Exercise goal: Transcribe the lines of the listing below exactly as they stand, from the line containing "label-11b: 11 xyxy=(598,795,624,823)" through the line containing "label-24: 24 xyxy=(732,253,760,281)", including both of those lines.

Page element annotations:
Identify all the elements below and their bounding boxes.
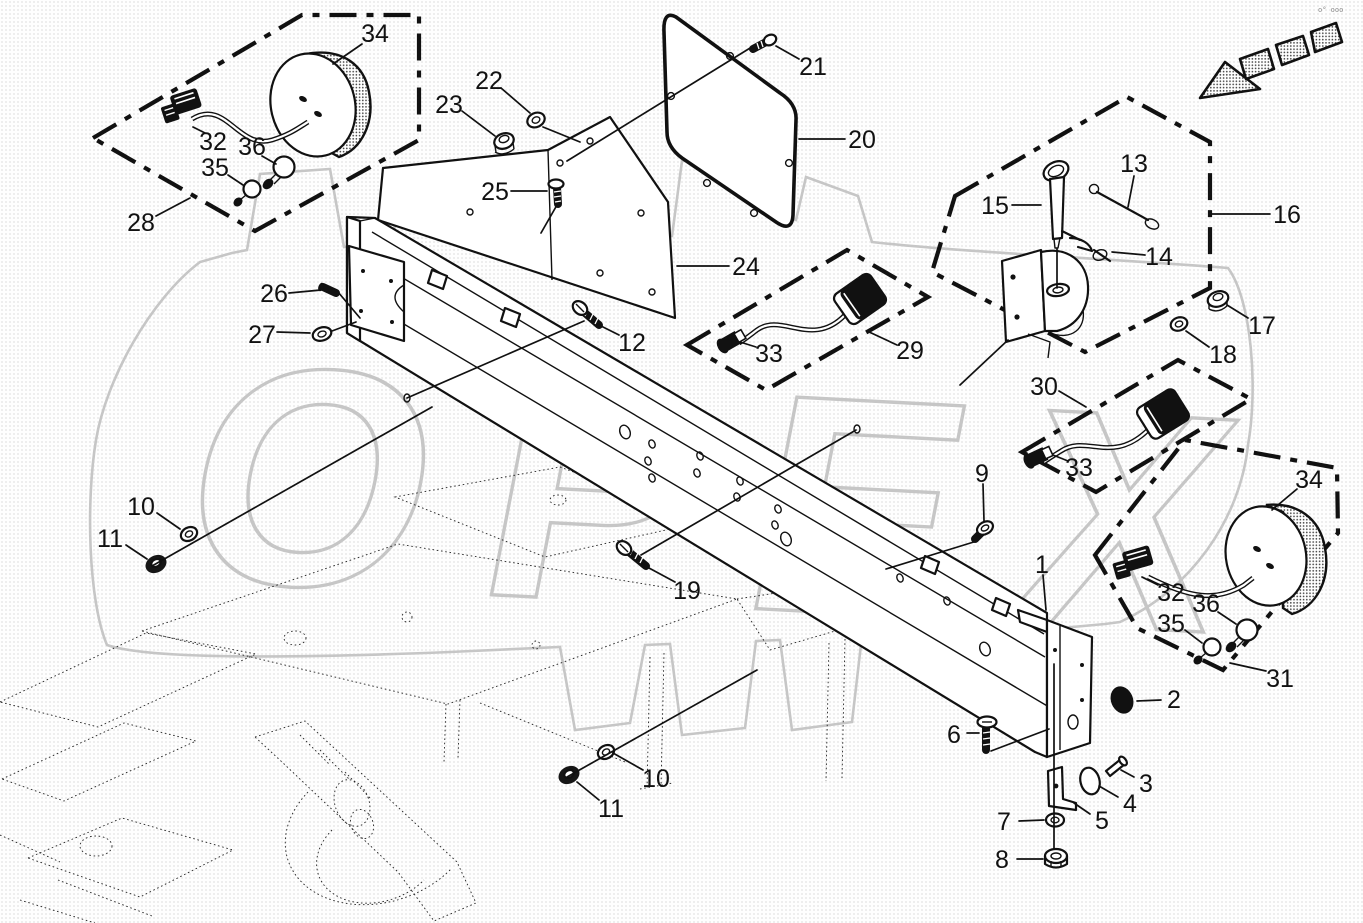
label-11b: 11 xyxy=(598,795,624,823)
pin-26 xyxy=(318,282,340,297)
washer-18 xyxy=(1169,316,1189,332)
plate-20 xyxy=(662,13,798,228)
label-8: 8 xyxy=(995,846,1009,874)
label-4: 4 xyxy=(1123,790,1137,818)
connector-32a xyxy=(160,88,202,124)
label-27: 27 xyxy=(248,321,276,349)
bulb-36a xyxy=(262,155,296,190)
wire-pin-13 xyxy=(1088,183,1160,230)
label-17: 17 xyxy=(1248,312,1276,340)
box-29-reflector-kit xyxy=(682,247,933,393)
group-boxes xyxy=(88,12,1341,673)
washer-10a xyxy=(179,525,199,543)
page-corner-mark: o° ooo xyxy=(1318,6,1343,14)
screw-21 xyxy=(749,33,778,53)
label-25: 25 xyxy=(481,178,509,206)
label-28: 28 xyxy=(127,209,155,237)
cotter-pin-14 xyxy=(1060,229,1112,263)
label-33a: 33 xyxy=(755,340,783,368)
label-9: 9 xyxy=(975,460,989,488)
washer-27 xyxy=(311,326,333,342)
label-15: 15 xyxy=(981,192,1009,220)
label-32a: 32 xyxy=(199,128,227,156)
bolt-19 xyxy=(615,540,650,570)
label-24: 24 xyxy=(732,253,760,281)
label-35b: 35 xyxy=(1157,610,1185,638)
hitch-assembly xyxy=(959,248,1090,386)
label-36a: 36 xyxy=(238,133,266,161)
reflector-assembly-30 xyxy=(1023,388,1191,469)
label-34a: 34 xyxy=(361,20,389,48)
nut-8 xyxy=(1043,847,1069,869)
bolt-12 xyxy=(571,300,603,329)
label-10a: 10 xyxy=(127,493,155,521)
reflector-assembly-29 xyxy=(716,272,888,354)
screw-6 xyxy=(976,715,998,754)
label-16: 16 xyxy=(1273,201,1301,229)
nut-17 xyxy=(1206,290,1230,312)
leader-lines xyxy=(125,43,1298,860)
direction-arrow-icon xyxy=(1198,21,1344,100)
label-29: 29 xyxy=(896,337,924,365)
screw-25 xyxy=(547,178,565,208)
label-20: 20 xyxy=(848,126,876,154)
label-5: 5 xyxy=(1095,807,1109,835)
box-30-reflector-kit xyxy=(1017,357,1256,495)
label-7: 7 xyxy=(997,808,1011,836)
label-18: 18 xyxy=(1209,341,1237,369)
label-1: 1 xyxy=(1035,551,1049,579)
lamp-assembly-top xyxy=(160,51,372,207)
connector-33b xyxy=(1023,445,1055,469)
label-6: 6 xyxy=(947,721,961,749)
main-beam xyxy=(345,215,1094,759)
washer-10b xyxy=(596,743,616,761)
label-13: 13 xyxy=(1120,150,1148,178)
label-21: 21 xyxy=(799,53,827,81)
connector-32b xyxy=(1112,545,1154,580)
label-23: 23 xyxy=(435,91,463,119)
nut-23 xyxy=(493,132,515,155)
disc-4 xyxy=(1079,766,1101,796)
label-3: 3 xyxy=(1139,770,1153,798)
label-33b: 33 xyxy=(1065,454,1093,482)
label-31: 31 xyxy=(1266,665,1294,693)
label-30: 30 xyxy=(1030,373,1058,401)
bulb-35a xyxy=(233,179,262,207)
pin-3 xyxy=(1104,755,1128,778)
plug-2 xyxy=(1110,686,1134,714)
box-28-lamp-kit xyxy=(88,12,422,234)
label-35a: 35 xyxy=(201,154,229,182)
bulb-35b xyxy=(1193,637,1222,665)
label-22: 22 xyxy=(475,67,503,95)
box-16-hitch-kit xyxy=(929,94,1213,355)
label-32b: 32 xyxy=(1157,579,1185,607)
label-19: 19 xyxy=(673,577,701,605)
label-36b: 36 xyxy=(1192,590,1220,618)
label-11a: 11 xyxy=(97,525,123,553)
label-2: 2 xyxy=(1167,686,1181,714)
lamp-assembly-bottom xyxy=(1112,503,1328,665)
bracket-5 xyxy=(1046,765,1078,812)
label-10b: 10 xyxy=(642,765,670,793)
washer-7 xyxy=(1044,812,1066,828)
bulb-36b xyxy=(1225,618,1259,653)
label-14: 14 xyxy=(1145,243,1173,271)
label-34b: 34 xyxy=(1295,466,1323,494)
beam-holes xyxy=(403,393,992,657)
washer-22 xyxy=(526,111,546,129)
connector-33a xyxy=(716,328,747,354)
label-12: 12 xyxy=(618,329,646,357)
label-26: 26 xyxy=(260,280,288,308)
screw-9 xyxy=(971,520,995,543)
part-labels: 34 32 36 35 28 23 22 25 21 20 24 26 27 1… xyxy=(97,20,1323,874)
box-31-lamp-kit xyxy=(1092,437,1341,673)
pin-15 xyxy=(1042,160,1070,289)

Reply to the exercise:
label-11b: 11 xyxy=(598,795,624,823)
pin-26 xyxy=(318,282,340,297)
washer-18 xyxy=(1169,316,1189,332)
plate-20 xyxy=(662,13,798,228)
label-8: 8 xyxy=(995,846,1009,874)
label-4: 4 xyxy=(1123,790,1137,818)
connector-32a xyxy=(160,88,202,124)
label-27: 27 xyxy=(248,321,276,349)
bulb-36a xyxy=(262,155,296,190)
wire-pin-13 xyxy=(1088,183,1160,230)
label-17: 17 xyxy=(1248,312,1276,340)
box-29-reflector-kit xyxy=(682,247,933,393)
group-boxes xyxy=(88,12,1341,673)
washer-10a xyxy=(179,525,199,543)
page-corner-mark: o° ooo xyxy=(1318,6,1343,14)
screw-21 xyxy=(749,33,778,53)
label-25: 25 xyxy=(481,178,509,206)
label-28: 28 xyxy=(127,209,155,237)
cotter-pin-14 xyxy=(1060,229,1112,263)
label-33a: 33 xyxy=(755,340,783,368)
label-9: 9 xyxy=(975,460,989,488)
washer-27 xyxy=(311,326,333,342)
label-15: 15 xyxy=(981,192,1009,220)
label-32a: 32 xyxy=(199,128,227,156)
bolt-19 xyxy=(615,540,650,570)
label-24: 24 xyxy=(732,253,760,281)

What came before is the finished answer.